▶ _Exercise objective_: Tally every line of the listing below that holds "this", then give the tally alone.

START Input records

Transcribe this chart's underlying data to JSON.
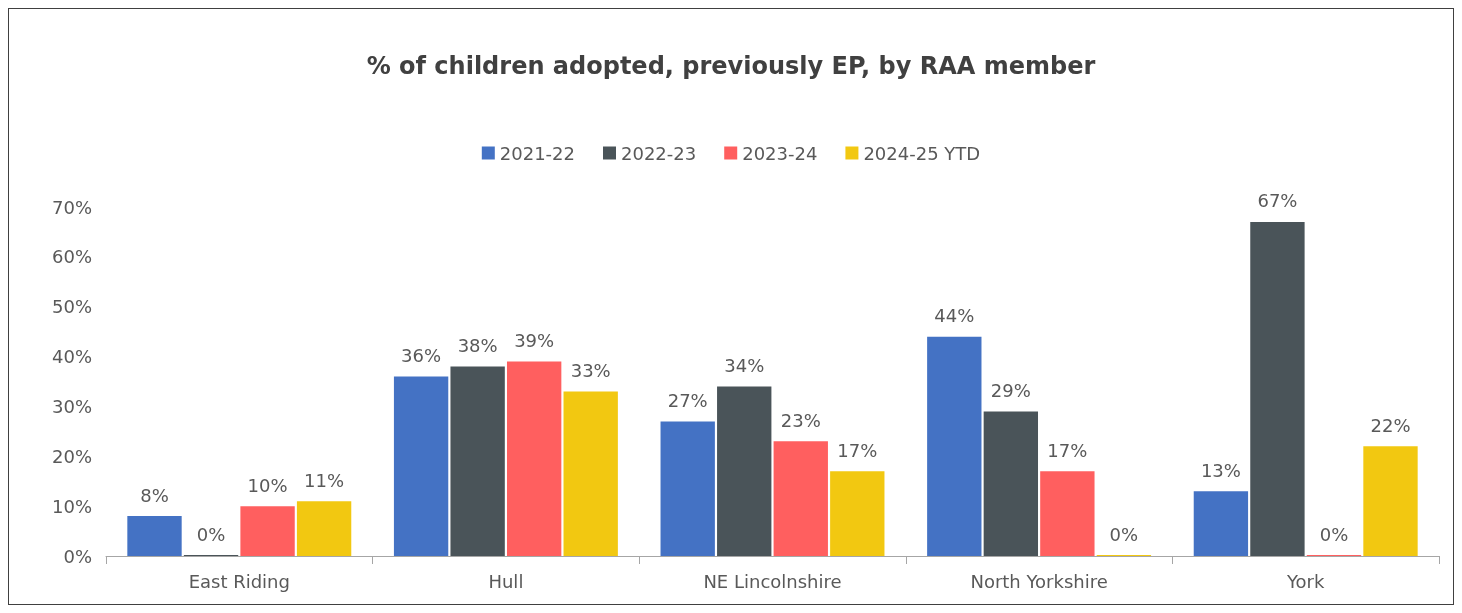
{
  "chart_data": {
    "type": "bar",
    "title": "% of children adopted, previously EP, by RAA member",
    "categories": [
      "East Riding",
      "Hull",
      "NE Lincolnshire",
      "North Yorkshire",
      "York"
    ],
    "series": [
      {
        "name": "2021-22",
        "color": "#4472c4",
        "values": [
          8,
          36,
          27,
          44,
          13
        ],
        "value_labels": [
          "8%",
          "36%",
          "27%",
          "44%",
          "13%"
        ]
      },
      {
        "name": "2022-23",
        "color": "#4a5459",
        "values": [
          0,
          38,
          34,
          29,
          67
        ],
        "value_labels": [
          "0%",
          "38%",
          "34%",
          "29%",
          "67%"
        ]
      },
      {
        "name": "2023-24",
        "color": "#ff5f5f",
        "values": [
          10,
          39,
          23,
          17,
          0
        ],
        "value_labels": [
          "10%",
          "39%",
          "23%",
          "17%",
          "0%"
        ]
      },
      {
        "name": "2024-25 YTD",
        "color": "#f2c811",
        "values": [
          11,
          33,
          17,
          0,
          22
        ],
        "value_labels": [
          "11%",
          "33%",
          "17%",
          "0%",
          "22%"
        ]
      }
    ],
    "ylim": [
      0,
      70
    ],
    "yticks": [
      {
        "value": 0,
        "label": "0%"
      },
      {
        "value": 10,
        "label": "10%"
      },
      {
        "value": 20,
        "label": "20%"
      },
      {
        "value": 30,
        "label": "30%"
      },
      {
        "value": 40,
        "label": "40%"
      },
      {
        "value": 50,
        "label": "50%"
      },
      {
        "value": 60,
        "label": "60%"
      },
      {
        "value": 70,
        "label": "70%"
      }
    ],
    "grid": false,
    "legend": "top"
  }
}
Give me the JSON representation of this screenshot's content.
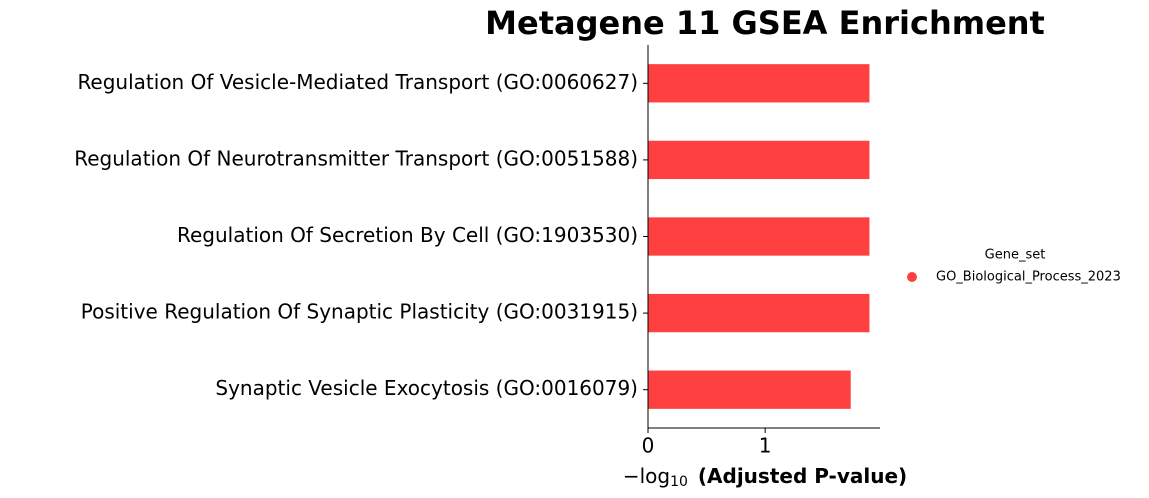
{
  "chart_data": {
    "type": "barh",
    "title": "Metagene 11 GSEA Enrichment",
    "xlabel": {
      "prefix": "−log",
      "subscript": "10",
      "text": "(Adjusted P-value)"
    },
    "categories": [
      "Regulation Of Vesicle-Mediated Transport (GO:0060627)",
      "Regulation Of Neurotransmitter Transport (GO:0051588)",
      "Regulation Of Secretion By Cell (GO:1903530)",
      "Positive Regulation Of Synaptic Plasticity (GO:0031915)",
      "Synaptic Vesicle Exocytosis (GO:0016079)"
    ],
    "series": [
      {
        "name": "GO_Biological_Process_2023",
        "color": "#ff4040",
        "values": [
          1.89,
          1.89,
          1.89,
          1.89,
          1.73
        ]
      }
    ],
    "legend_title": "Gene_set",
    "xlim": [
      0,
      1.98
    ],
    "xticks": [
      0,
      1
    ],
    "grid": false
  }
}
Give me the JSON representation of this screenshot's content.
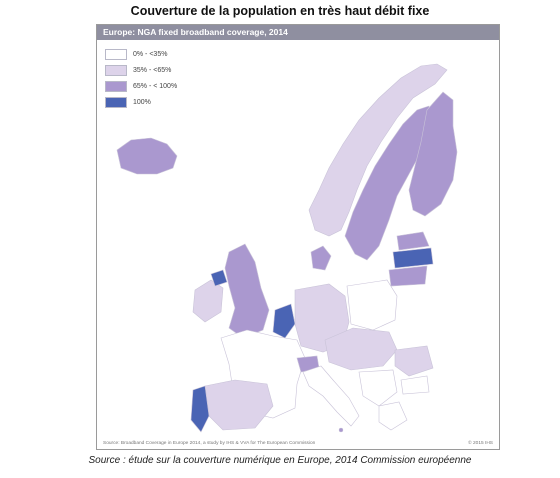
{
  "title": "Couverture de la population en très haut débit fixe",
  "map_header": "Europe: NGA fixed broadband coverage, 2014",
  "legend": [
    {
      "label": "0% - <35%",
      "color": "#ffffff"
    },
    {
      "label": "35% - <65%",
      "color": "#ddd3ea"
    },
    {
      "label": "65% - < 100%",
      "color": "#aa98cf"
    },
    {
      "label": "100%",
      "color": "#4a64b4"
    }
  ],
  "colors": {
    "sea": "#ffffff",
    "border": "#c9c3d8",
    "low": "#ffffff",
    "mid_low": "#ddd3ea",
    "mid_high": "#aa98cf",
    "full": "#4a64b4"
  },
  "footer_note": "Source: Broadband Coverage in Europe 2014, a study by IHS & VVA for The European Commission",
  "footer_copy": "© 2015 IHS",
  "source": "Source : étude sur la couverture numérique en Europe, 2014 Commission européenne"
}
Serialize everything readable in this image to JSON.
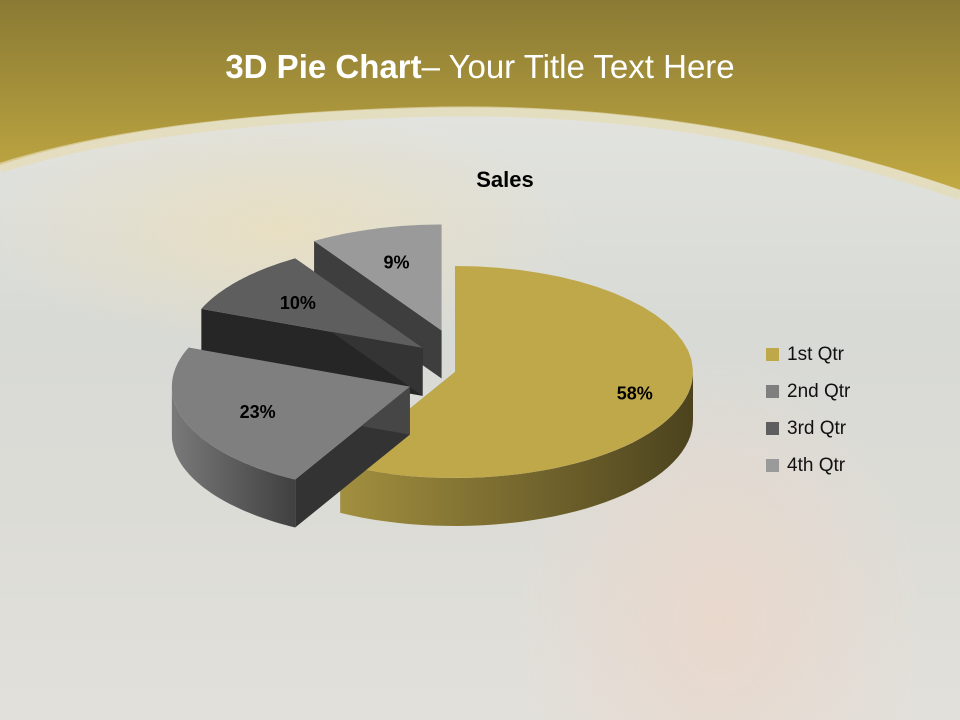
{
  "slide": {
    "title_bold": "3D Pie Chart",
    "title_rest": "– Your Title Text Here"
  },
  "chart_data": {
    "type": "pie",
    "style": "3d-exploded",
    "title": "Sales",
    "categories": [
      "1st Qtr",
      "2nd Qtr",
      "3rd Qtr",
      "4th Qtr"
    ],
    "values": [
      58,
      23,
      10,
      9
    ],
    "data_labels": [
      "58%",
      "23%",
      "10%",
      "9%"
    ],
    "colors": [
      "#bfa84a",
      "#7f7f7f",
      "#5e5e5e",
      "#9a9a9a"
    ],
    "legend_position": "right"
  },
  "theme": {
    "header_color": "#b09a3a"
  }
}
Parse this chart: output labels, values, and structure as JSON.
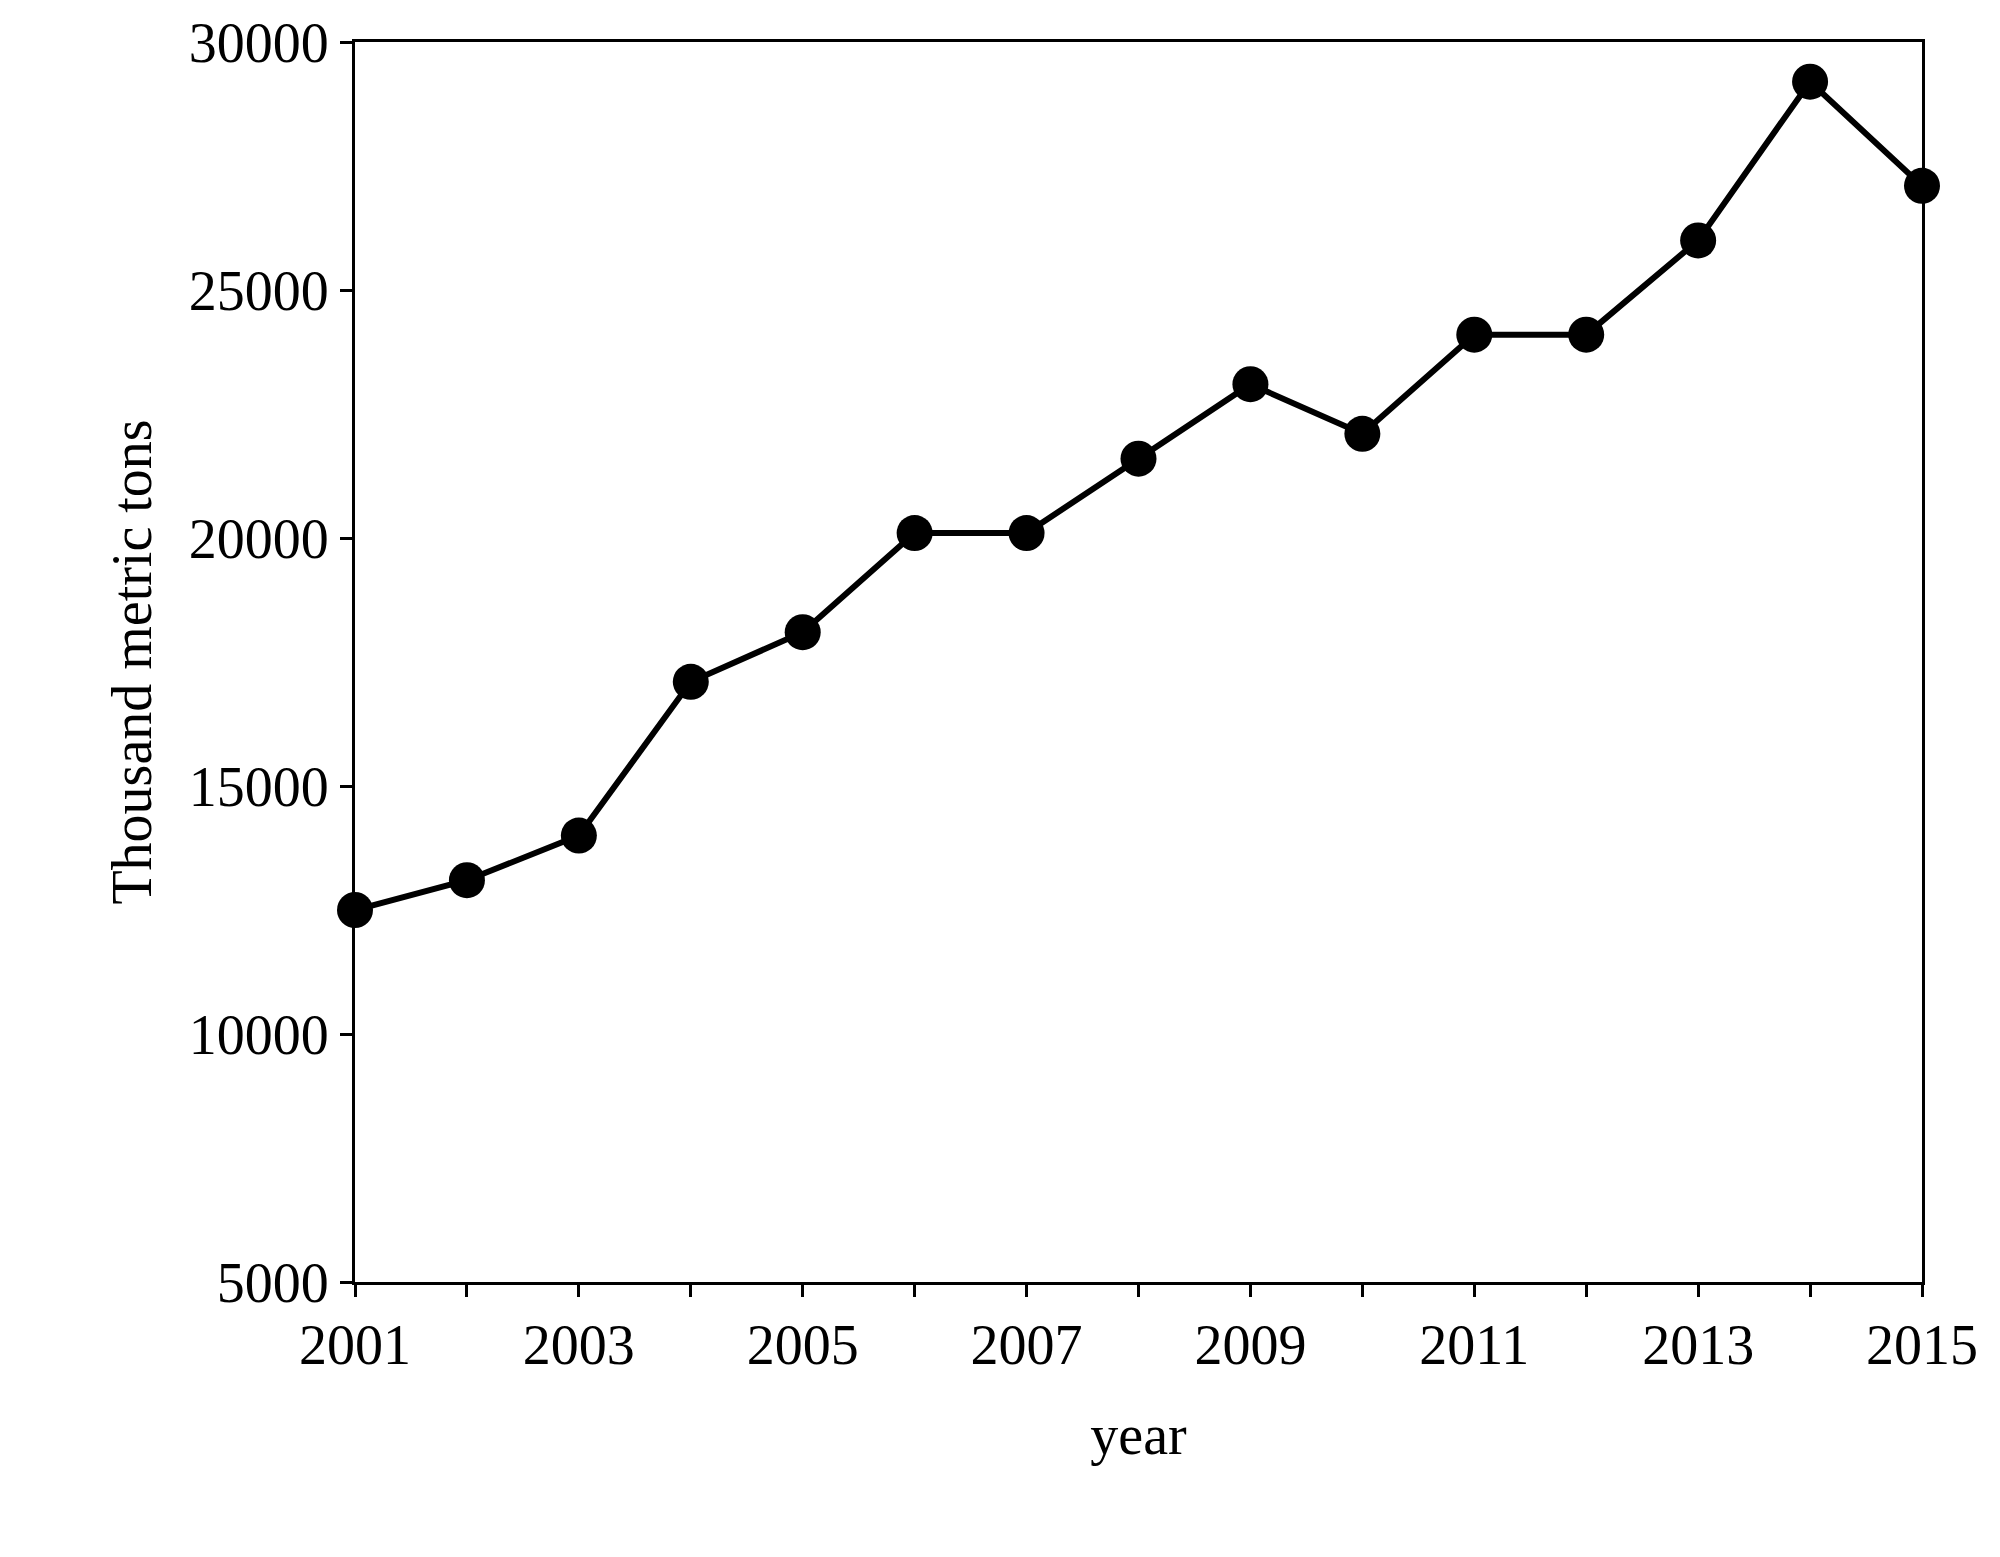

END Input records

▶ _Answer below_: 5